* start Material provided *

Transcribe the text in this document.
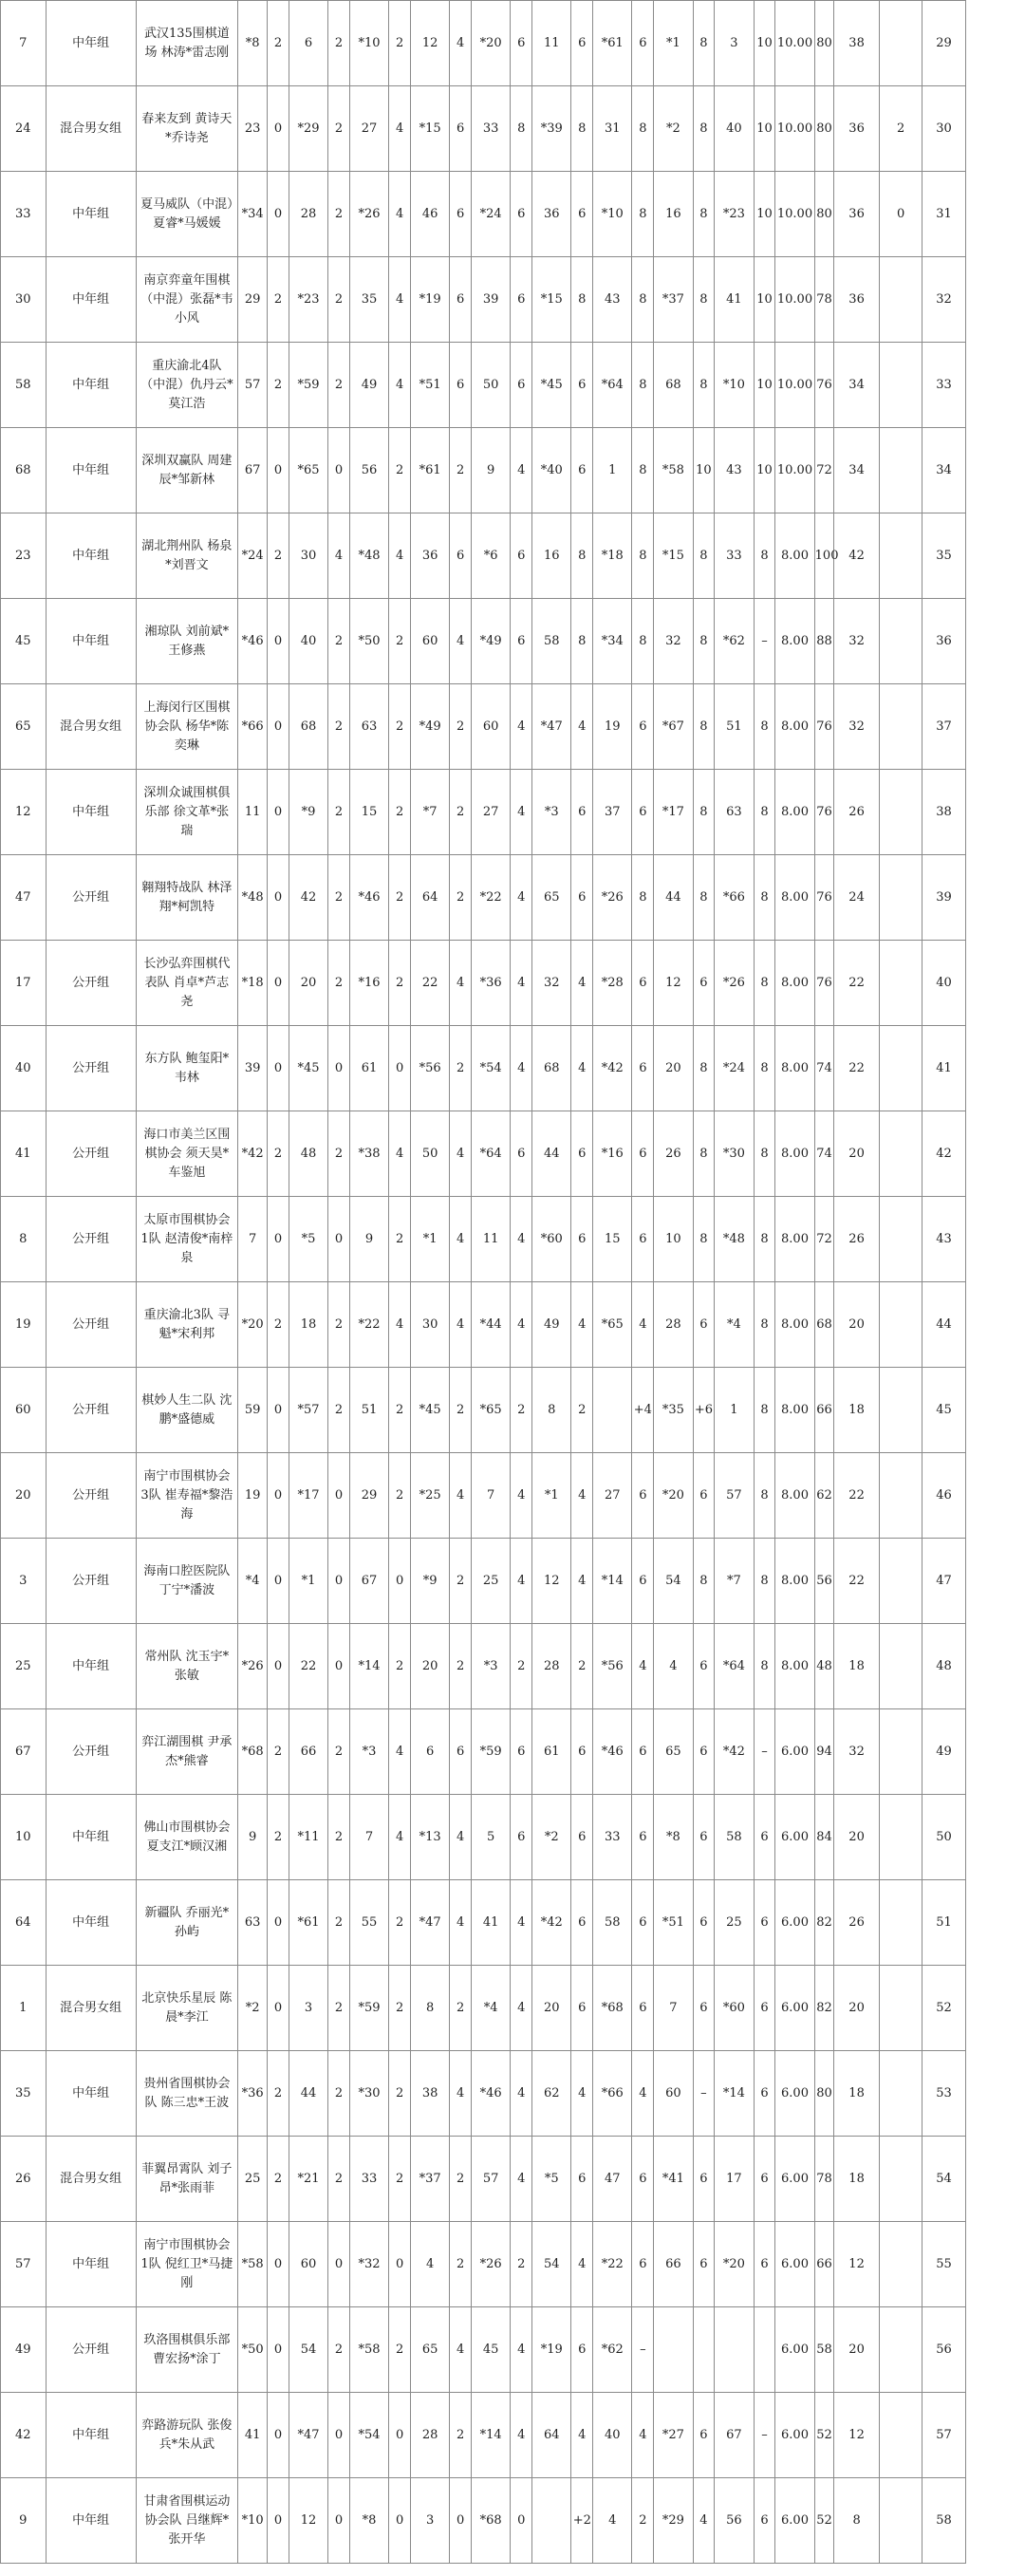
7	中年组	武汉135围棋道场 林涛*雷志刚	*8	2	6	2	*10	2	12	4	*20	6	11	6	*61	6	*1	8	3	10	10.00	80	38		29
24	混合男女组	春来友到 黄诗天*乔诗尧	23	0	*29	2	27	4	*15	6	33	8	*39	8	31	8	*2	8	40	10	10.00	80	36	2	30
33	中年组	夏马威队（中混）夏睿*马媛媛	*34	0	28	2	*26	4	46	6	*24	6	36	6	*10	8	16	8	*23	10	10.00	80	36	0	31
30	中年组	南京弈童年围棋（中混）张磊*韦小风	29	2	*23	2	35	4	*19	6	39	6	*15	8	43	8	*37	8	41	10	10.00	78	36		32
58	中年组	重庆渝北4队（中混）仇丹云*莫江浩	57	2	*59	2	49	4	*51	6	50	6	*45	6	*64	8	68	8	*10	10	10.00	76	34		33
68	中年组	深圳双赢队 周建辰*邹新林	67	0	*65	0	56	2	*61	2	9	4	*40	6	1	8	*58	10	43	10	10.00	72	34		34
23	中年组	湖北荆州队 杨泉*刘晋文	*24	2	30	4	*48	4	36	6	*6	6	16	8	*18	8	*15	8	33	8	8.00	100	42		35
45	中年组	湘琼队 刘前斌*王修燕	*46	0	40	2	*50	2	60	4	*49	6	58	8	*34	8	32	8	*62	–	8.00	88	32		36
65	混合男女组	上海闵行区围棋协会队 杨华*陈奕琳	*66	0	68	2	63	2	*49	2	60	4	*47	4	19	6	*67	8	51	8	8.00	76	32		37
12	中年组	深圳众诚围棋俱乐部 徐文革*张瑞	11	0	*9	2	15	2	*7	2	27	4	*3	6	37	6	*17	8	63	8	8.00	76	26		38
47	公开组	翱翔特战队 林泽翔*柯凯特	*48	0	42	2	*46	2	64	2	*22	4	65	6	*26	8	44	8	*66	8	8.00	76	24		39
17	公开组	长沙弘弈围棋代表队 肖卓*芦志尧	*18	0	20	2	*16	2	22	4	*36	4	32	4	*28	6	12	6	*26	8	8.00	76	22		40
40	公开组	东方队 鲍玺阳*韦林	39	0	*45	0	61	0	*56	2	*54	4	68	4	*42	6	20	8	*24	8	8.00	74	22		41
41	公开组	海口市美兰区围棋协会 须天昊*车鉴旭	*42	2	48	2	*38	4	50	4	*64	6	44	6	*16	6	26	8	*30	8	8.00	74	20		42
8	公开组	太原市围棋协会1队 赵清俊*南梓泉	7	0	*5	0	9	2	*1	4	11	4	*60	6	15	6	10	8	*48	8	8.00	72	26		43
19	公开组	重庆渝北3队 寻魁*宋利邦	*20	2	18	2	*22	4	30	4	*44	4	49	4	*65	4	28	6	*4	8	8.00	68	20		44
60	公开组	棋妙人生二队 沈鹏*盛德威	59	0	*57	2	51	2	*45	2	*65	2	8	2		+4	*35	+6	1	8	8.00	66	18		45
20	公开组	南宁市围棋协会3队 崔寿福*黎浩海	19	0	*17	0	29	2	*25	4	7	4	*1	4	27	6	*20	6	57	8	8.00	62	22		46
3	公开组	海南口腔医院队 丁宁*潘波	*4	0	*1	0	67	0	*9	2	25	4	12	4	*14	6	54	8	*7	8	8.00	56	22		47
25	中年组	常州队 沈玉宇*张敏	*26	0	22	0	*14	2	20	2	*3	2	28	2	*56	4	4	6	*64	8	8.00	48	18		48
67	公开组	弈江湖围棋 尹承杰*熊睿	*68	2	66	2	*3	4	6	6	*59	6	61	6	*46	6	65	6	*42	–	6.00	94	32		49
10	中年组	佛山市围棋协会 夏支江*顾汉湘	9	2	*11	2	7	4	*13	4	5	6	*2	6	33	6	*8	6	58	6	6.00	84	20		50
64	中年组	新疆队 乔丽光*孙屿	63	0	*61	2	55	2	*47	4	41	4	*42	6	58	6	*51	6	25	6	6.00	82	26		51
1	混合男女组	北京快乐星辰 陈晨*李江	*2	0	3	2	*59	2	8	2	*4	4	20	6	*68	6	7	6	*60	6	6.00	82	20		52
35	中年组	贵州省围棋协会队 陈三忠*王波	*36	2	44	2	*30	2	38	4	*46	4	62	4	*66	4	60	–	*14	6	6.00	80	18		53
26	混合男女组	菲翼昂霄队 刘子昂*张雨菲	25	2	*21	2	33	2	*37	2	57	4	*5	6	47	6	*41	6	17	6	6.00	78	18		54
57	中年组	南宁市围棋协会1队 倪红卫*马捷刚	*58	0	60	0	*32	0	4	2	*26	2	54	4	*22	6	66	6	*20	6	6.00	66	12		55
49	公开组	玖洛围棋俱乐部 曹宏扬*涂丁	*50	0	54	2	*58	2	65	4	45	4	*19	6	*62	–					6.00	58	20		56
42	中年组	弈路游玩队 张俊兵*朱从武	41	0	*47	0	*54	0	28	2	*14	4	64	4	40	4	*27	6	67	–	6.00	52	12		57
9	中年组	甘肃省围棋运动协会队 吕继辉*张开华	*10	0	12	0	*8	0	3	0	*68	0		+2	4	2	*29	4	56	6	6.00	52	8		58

* end Material provided *
* start Material provided *

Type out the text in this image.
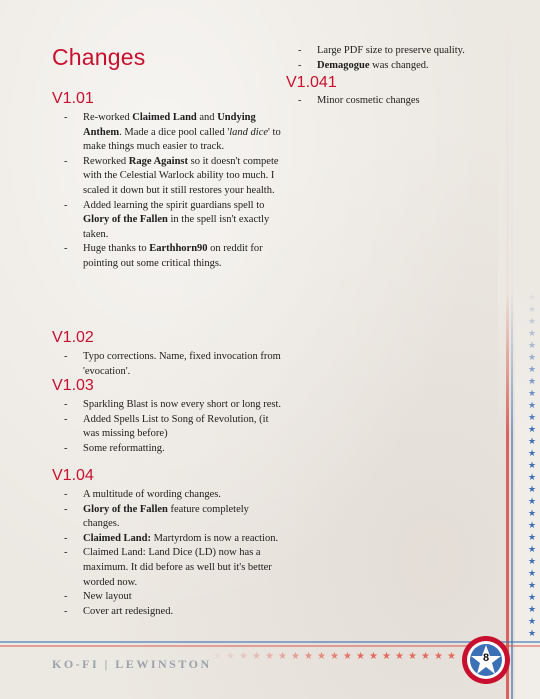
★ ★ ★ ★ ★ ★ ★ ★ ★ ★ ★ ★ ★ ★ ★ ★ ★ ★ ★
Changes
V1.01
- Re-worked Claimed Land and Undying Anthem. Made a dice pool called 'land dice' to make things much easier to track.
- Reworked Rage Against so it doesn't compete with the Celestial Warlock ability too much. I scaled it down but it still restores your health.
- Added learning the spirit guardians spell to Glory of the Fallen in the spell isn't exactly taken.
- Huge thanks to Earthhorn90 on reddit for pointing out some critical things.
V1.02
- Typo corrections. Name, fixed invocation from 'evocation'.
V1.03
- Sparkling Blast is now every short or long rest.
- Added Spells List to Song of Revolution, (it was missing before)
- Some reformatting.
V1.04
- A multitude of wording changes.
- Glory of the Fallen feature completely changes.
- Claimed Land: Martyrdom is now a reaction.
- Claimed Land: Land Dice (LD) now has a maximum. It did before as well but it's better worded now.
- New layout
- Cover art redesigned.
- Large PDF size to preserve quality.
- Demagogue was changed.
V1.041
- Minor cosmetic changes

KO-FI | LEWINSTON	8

* end Material provided *

Search the listing for the word "before". Copy every line in which it occurs.

Full solution »
- Added Spells List to Song of Revolution, (it was missing before)
- Claimed Land: Land Dice (LD) now has a maximum. It did before as well but it's better worded now.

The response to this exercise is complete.